Every record below should be written out exactly; pictures stay out.

- _Provided data_:
*-*-*

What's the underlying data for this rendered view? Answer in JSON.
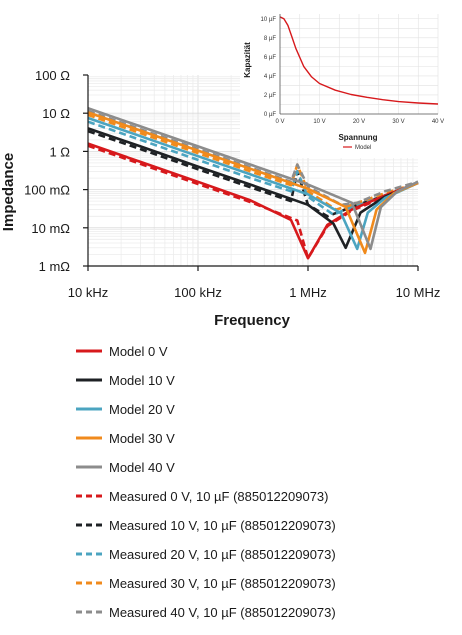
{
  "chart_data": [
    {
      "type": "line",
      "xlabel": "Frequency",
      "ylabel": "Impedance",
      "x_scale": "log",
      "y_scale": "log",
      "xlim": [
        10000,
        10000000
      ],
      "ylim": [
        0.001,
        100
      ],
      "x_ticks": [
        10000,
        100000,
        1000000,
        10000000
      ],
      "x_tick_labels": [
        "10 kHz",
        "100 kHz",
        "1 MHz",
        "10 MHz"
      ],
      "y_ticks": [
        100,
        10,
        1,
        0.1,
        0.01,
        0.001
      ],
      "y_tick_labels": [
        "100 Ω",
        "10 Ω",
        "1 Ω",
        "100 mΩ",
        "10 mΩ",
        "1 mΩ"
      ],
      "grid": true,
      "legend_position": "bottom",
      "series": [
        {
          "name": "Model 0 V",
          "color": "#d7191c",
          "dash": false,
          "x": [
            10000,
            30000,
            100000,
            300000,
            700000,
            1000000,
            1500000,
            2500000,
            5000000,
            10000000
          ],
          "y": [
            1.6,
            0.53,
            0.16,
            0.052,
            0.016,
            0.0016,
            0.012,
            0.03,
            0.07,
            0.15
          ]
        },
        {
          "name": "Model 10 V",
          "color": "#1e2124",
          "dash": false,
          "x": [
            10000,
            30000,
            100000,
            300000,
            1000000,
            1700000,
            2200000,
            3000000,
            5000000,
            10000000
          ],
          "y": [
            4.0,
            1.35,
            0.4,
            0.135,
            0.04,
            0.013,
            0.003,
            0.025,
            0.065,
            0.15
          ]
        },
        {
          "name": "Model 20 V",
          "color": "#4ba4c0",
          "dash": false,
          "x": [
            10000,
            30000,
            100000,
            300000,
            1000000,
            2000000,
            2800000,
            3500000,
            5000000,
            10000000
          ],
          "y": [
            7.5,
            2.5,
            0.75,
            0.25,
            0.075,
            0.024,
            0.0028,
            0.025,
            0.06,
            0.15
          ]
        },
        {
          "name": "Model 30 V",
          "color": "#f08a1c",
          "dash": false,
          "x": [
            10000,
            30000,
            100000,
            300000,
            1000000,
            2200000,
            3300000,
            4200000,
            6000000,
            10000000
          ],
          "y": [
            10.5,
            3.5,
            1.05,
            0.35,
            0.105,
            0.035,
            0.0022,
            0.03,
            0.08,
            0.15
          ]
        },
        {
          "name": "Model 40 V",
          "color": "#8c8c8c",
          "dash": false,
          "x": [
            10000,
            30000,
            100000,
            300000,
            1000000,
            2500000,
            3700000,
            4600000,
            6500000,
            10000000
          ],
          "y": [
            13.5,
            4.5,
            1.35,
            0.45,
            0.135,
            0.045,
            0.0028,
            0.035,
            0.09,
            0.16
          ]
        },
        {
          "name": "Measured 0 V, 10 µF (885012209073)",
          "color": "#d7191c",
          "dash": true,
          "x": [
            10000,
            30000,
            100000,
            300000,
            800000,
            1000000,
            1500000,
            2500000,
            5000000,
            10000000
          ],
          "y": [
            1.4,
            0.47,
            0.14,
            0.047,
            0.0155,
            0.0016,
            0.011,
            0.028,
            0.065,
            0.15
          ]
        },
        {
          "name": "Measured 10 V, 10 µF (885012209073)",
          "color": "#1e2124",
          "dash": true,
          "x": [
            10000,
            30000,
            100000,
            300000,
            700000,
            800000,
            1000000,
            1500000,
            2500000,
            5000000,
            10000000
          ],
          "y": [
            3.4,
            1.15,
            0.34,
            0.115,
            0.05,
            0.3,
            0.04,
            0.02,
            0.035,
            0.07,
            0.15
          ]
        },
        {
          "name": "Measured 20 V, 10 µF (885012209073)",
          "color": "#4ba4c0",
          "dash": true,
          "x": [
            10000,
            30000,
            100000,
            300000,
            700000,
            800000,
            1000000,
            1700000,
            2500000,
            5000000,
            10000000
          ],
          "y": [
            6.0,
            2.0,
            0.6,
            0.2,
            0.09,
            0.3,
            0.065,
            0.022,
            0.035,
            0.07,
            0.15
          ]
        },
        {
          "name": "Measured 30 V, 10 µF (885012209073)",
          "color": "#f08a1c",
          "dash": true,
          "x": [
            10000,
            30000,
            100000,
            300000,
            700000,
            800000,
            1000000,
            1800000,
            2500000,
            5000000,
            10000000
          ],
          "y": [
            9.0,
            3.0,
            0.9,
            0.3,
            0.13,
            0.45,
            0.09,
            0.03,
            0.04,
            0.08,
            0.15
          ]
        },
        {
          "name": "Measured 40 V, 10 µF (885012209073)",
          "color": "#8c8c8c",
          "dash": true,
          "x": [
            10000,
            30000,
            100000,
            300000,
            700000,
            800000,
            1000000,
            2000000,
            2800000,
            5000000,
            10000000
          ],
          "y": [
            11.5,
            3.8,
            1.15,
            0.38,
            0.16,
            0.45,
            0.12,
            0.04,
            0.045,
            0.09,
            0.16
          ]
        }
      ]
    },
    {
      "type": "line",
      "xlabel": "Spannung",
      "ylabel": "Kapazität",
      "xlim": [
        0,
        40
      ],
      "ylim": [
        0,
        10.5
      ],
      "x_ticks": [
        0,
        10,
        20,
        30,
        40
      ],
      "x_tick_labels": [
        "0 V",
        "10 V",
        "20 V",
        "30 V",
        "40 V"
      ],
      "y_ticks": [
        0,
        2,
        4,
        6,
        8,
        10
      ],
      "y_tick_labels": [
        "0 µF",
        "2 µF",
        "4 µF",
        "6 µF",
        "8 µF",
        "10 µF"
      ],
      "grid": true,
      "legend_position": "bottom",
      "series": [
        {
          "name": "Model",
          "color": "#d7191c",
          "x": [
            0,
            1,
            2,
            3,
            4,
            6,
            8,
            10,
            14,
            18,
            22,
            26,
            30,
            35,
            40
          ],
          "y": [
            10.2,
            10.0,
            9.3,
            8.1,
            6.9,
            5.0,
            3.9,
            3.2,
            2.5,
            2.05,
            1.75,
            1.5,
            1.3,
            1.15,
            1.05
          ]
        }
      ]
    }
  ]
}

*-*-*

- _The answer_:
What's the underlying data for this rendered view? Answer in JSON.
{
  "chart_data": [
    {
      "type": "line",
      "xlabel": "Frequency",
      "ylabel": "Impedance",
      "x_scale": "log",
      "y_scale": "log",
      "xlim": [
        10000,
        10000000
      ],
      "ylim": [
        0.001,
        100
      ],
      "x_ticks": [
        10000,
        100000,
        1000000,
        10000000
      ],
      "x_tick_labels": [
        "10 kHz",
        "100 kHz",
        "1 MHz",
        "10 MHz"
      ],
      "y_ticks": [
        100,
        10,
        1,
        0.1,
        0.01,
        0.001
      ],
      "y_tick_labels": [
        "100 Ω",
        "10 Ω",
        "1 Ω",
        "100 mΩ",
        "10 mΩ",
        "1 mΩ"
      ],
      "grid": true,
      "legend_position": "bottom",
      "series": [
        {
          "name": "Model 0 V",
          "color": "#d7191c",
          "dash": false,
          "x": [
            10000,
            30000,
            100000,
            300000,
            700000,
            1000000,
            1500000,
            2500000,
            5000000,
            10000000
          ],
          "y": [
            1.6,
            0.53,
            0.16,
            0.052,
            0.016,
            0.0016,
            0.012,
            0.03,
            0.07,
            0.15
          ]
        },
        {
          "name": "Model 10 V",
          "color": "#1e2124",
          "dash": false,
          "x": [
            10000,
            30000,
            100000,
            300000,
            1000000,
            1700000,
            2200000,
            3000000,
            5000000,
            10000000
          ],
          "y": [
            4.0,
            1.35,
            0.4,
            0.135,
            0.04,
            0.013,
            0.003,
            0.025,
            0.065,
            0.15
          ]
        },
        {
          "name": "Model 20 V",
          "color": "#4ba4c0",
          "dash": false,
          "x": [
            10000,
            30000,
            100000,
            300000,
            1000000,
            2000000,
            2800000,
            3500000,
            5000000,
            10000000
          ],
          "y": [
            7.5,
            2.5,
            0.75,
            0.25,
            0.075,
            0.024,
            0.0028,
            0.025,
            0.06,
            0.15
          ]
        },
        {
          "name": "Model 30 V",
          "color": "#f08a1c",
          "dash": false,
          "x": [
            10000,
            30000,
            100000,
            300000,
            1000000,
            2200000,
            3300000,
            4200000,
            6000000,
            10000000
          ],
          "y": [
            10.5,
            3.5,
            1.05,
            0.35,
            0.105,
            0.035,
            0.0022,
            0.03,
            0.08,
            0.15
          ]
        },
        {
          "name": "Model 40 V",
          "color": "#8c8c8c",
          "dash": false,
          "x": [
            10000,
            30000,
            100000,
            300000,
            1000000,
            2500000,
            3700000,
            4600000,
            6500000,
            10000000
          ],
          "y": [
            13.5,
            4.5,
            1.35,
            0.45,
            0.135,
            0.045,
            0.0028,
            0.035,
            0.09,
            0.16
          ]
        },
        {
          "name": "Measured 0 V, 10 µF (885012209073)",
          "color": "#d7191c",
          "dash": true,
          "x": [
            10000,
            30000,
            100000,
            300000,
            800000,
            1000000,
            1500000,
            2500000,
            5000000,
            10000000
          ],
          "y": [
            1.4,
            0.47,
            0.14,
            0.047,
            0.0155,
            0.0016,
            0.011,
            0.028,
            0.065,
            0.15
          ]
        },
        {
          "name": "Measured 10 V, 10 µF (885012209073)",
          "color": "#1e2124",
          "dash": true,
          "x": [
            10000,
            30000,
            100000,
            300000,
            700000,
            800000,
            1000000,
            1500000,
            2500000,
            5000000,
            10000000
          ],
          "y": [
            3.4,
            1.15,
            0.34,
            0.115,
            0.05,
            0.3,
            0.04,
            0.02,
            0.035,
            0.07,
            0.15
          ]
        },
        {
          "name": "Measured 20 V, 10 µF (885012209073)",
          "color": "#4ba4c0",
          "dash": true,
          "x": [
            10000,
            30000,
            100000,
            300000,
            700000,
            800000,
            1000000,
            1700000,
            2500000,
            5000000,
            10000000
          ],
          "y": [
            6.0,
            2.0,
            0.6,
            0.2,
            0.09,
            0.3,
            0.065,
            0.022,
            0.035,
            0.07,
            0.15
          ]
        },
        {
          "name": "Measured 30 V, 10 µF (885012209073)",
          "color": "#f08a1c",
          "dash": true,
          "x": [
            10000,
            30000,
            100000,
            300000,
            700000,
            800000,
            1000000,
            1800000,
            2500000,
            5000000,
            10000000
          ],
          "y": [
            9.0,
            3.0,
            0.9,
            0.3,
            0.13,
            0.45,
            0.09,
            0.03,
            0.04,
            0.08,
            0.15
          ]
        },
        {
          "name": "Measured 40 V, 10 µF (885012209073)",
          "color": "#8c8c8c",
          "dash": true,
          "x": [
            10000,
            30000,
            100000,
            300000,
            700000,
            800000,
            1000000,
            2000000,
            2800000,
            5000000,
            10000000
          ],
          "y": [
            11.5,
            3.8,
            1.15,
            0.38,
            0.16,
            0.45,
            0.12,
            0.04,
            0.045,
            0.09,
            0.16
          ]
        }
      ]
    },
    {
      "type": "line",
      "xlabel": "Spannung",
      "ylabel": "Kapazität",
      "xlim": [
        0,
        40
      ],
      "ylim": [
        0,
        10.5
      ],
      "x_ticks": [
        0,
        10,
        20,
        30,
        40
      ],
      "x_tick_labels": [
        "0 V",
        "10 V",
        "20 V",
        "30 V",
        "40 V"
      ],
      "y_ticks": [
        0,
        2,
        4,
        6,
        8,
        10
      ],
      "y_tick_labels": [
        "0 µF",
        "2 µF",
        "4 µF",
        "6 µF",
        "8 µF",
        "10 µF"
      ],
      "grid": true,
      "legend_position": "bottom",
      "series": [
        {
          "name": "Model",
          "color": "#d7191c",
          "x": [
            0,
            1,
            2,
            3,
            4,
            6,
            8,
            10,
            14,
            18,
            22,
            26,
            30,
            35,
            40
          ],
          "y": [
            10.2,
            10.0,
            9.3,
            8.1,
            6.9,
            5.0,
            3.9,
            3.2,
            2.5,
            2.05,
            1.75,
            1.5,
            1.3,
            1.15,
            1.05
          ]
        }
      ]
    }
  ]
}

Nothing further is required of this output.